Could you retype every one of the records below line for line, keeping each character unchanged?

-- -- --

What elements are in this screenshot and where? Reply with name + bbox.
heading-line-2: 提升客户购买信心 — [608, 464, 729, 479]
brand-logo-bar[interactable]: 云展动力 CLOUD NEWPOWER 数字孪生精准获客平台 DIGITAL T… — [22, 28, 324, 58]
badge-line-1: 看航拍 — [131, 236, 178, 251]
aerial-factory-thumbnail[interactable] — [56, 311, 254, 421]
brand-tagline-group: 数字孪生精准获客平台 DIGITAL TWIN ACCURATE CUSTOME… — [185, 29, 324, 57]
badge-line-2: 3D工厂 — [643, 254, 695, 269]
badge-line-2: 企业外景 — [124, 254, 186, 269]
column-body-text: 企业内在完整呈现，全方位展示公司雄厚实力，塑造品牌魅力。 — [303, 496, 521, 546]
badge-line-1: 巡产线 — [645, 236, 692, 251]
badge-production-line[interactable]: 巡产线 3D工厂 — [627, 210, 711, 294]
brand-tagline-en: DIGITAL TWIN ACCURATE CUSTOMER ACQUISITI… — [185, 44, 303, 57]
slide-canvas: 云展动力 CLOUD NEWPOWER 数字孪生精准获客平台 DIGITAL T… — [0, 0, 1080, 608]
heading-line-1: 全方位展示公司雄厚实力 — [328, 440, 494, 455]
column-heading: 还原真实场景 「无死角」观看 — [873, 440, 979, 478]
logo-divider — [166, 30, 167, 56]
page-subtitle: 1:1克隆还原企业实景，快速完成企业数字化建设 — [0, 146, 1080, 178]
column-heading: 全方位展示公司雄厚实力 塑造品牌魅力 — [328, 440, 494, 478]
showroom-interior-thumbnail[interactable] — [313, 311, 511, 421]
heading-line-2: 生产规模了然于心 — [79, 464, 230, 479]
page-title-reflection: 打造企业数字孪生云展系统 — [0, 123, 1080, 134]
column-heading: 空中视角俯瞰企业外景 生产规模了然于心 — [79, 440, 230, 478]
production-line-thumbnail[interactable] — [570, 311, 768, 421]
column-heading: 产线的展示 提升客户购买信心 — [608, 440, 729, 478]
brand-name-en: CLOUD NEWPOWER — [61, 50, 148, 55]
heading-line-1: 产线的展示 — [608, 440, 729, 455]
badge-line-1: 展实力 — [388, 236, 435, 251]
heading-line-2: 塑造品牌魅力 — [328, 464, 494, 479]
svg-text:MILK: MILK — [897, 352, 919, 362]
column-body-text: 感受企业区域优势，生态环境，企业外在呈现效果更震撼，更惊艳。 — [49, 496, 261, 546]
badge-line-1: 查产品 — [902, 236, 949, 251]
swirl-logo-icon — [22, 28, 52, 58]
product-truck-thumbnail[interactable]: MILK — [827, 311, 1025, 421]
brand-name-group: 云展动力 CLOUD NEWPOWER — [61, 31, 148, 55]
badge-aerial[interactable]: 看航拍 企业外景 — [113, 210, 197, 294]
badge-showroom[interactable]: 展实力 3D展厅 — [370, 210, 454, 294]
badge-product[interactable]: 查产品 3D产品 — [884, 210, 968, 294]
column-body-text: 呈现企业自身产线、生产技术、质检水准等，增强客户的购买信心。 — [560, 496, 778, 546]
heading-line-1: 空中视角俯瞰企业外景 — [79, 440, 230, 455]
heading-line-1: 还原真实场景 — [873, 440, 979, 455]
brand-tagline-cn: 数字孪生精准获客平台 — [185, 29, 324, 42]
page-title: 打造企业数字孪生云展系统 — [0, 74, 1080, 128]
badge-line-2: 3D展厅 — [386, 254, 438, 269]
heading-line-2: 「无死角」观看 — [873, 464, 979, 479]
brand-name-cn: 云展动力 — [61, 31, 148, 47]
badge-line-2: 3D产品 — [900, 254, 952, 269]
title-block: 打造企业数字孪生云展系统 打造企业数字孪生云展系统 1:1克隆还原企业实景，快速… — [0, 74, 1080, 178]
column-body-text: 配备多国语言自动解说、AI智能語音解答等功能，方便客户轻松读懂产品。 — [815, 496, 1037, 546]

-- -- --

__Task output__:
What elements are in this screenshot and where? Reply with name + bbox.
heading-line-2: 提升客户购买信心 — [608, 464, 729, 479]
brand-logo-bar[interactable]: 云展动力 CLOUD NEWPOWER 数字孪生精准获客平台 DIGITAL T… — [22, 28, 324, 58]
badge-line-1: 看航拍 — [131, 236, 178, 251]
aerial-factory-thumbnail[interactable] — [56, 311, 254, 421]
brand-tagline-group: 数字孪生精准获客平台 DIGITAL TWIN ACCURATE CUSTOME… — [185, 29, 324, 57]
badge-line-2: 3D工厂 — [643, 254, 695, 269]
badge-line-2: 企业外景 — [124, 254, 186, 269]
column-body-text: 企业内在完整呈现，全方位展示公司雄厚实力，塑造品牌魅力。 — [303, 496, 521, 546]
badge-line-1: 巡产线 — [645, 236, 692, 251]
badge-production-line[interactable]: 巡产线 3D工厂 — [627, 210, 711, 294]
brand-tagline-en: DIGITAL TWIN ACCURATE CUSTOMER ACQUISITI… — [185, 44, 303, 57]
slide-canvas: 云展动力 CLOUD NEWPOWER 数字孪生精准获客平台 DIGITAL T… — [0, 0, 1080, 608]
heading-line-1: 全方位展示公司雄厚实力 — [328, 440, 494, 455]
column-heading: 还原真实场景 「无死角」观看 — [873, 440, 979, 478]
logo-divider — [166, 30, 167, 56]
page-subtitle: 1:1克隆还原企业实景，快速完成企业数字化建设 — [0, 146, 1080, 178]
column-heading: 全方位展示公司雄厚实力 塑造品牌魅力 — [328, 440, 494, 478]
showroom-interior-thumbnail[interactable] — [313, 311, 511, 421]
heading-line-2: 生产规模了然于心 — [79, 464, 230, 479]
page-title-reflection: 打造企业数字孪生云展系统 — [0, 123, 1080, 134]
column-heading: 空中视角俯瞰企业外景 生产规模了然于心 — [79, 440, 230, 478]
production-line-thumbnail[interactable] — [570, 311, 768, 421]
column-heading: 产线的展示 提升客户购买信心 — [608, 440, 729, 478]
brand-name-en: CLOUD NEWPOWER — [61, 50, 148, 55]
heading-line-1: 产线的展示 — [608, 440, 729, 455]
badge-line-1: 展实力 — [388, 236, 435, 251]
heading-line-2: 塑造品牌魅力 — [328, 464, 494, 479]
svg-text:MILK: MILK — [897, 352, 919, 362]
column-body-text: 感受企业区域优势，生态环境，企业外在呈现效果更震撼，更惊艳。 — [49, 496, 261, 546]
badge-line-1: 查产品 — [902, 236, 949, 251]
swirl-logo-icon — [22, 28, 52, 58]
product-truck-thumbnail[interactable]: MILK — [827, 311, 1025, 421]
brand-name-group: 云展动力 CLOUD NEWPOWER — [61, 31, 148, 55]
badge-aerial[interactable]: 看航拍 企业外景 — [113, 210, 197, 294]
badge-showroom[interactable]: 展实力 3D展厅 — [370, 210, 454, 294]
badge-product[interactable]: 查产品 3D产品 — [884, 210, 968, 294]
column-body-text: 呈现企业自身产线、生产技术、质检水准等，增强客户的购买信心。 — [560, 496, 778, 546]
heading-line-1: 空中视角俯瞰企业外景 — [79, 440, 230, 455]
heading-line-1: 还原真实场景 — [873, 440, 979, 455]
brand-tagline-cn: 数字孪生精准获客平台 — [185, 29, 324, 42]
page-title: 打造企业数字孪生云展系统 — [0, 74, 1080, 128]
badge-line-2: 3D展厅 — [386, 254, 438, 269]
heading-line-2: 「无死角」观看 — [873, 464, 979, 479]
brand-name-cn: 云展动力 — [61, 31, 148, 47]
badge-line-2: 3D产品 — [900, 254, 952, 269]
title-block: 打造企业数字孪生云展系统 打造企业数字孪生云展系统 1:1克隆还原企业实景，快速… — [0, 74, 1080, 178]
column-body-text: 配备多国语言自动解说、AI智能語音解答等功能，方便客户轻松读懂产品。 — [815, 496, 1037, 546]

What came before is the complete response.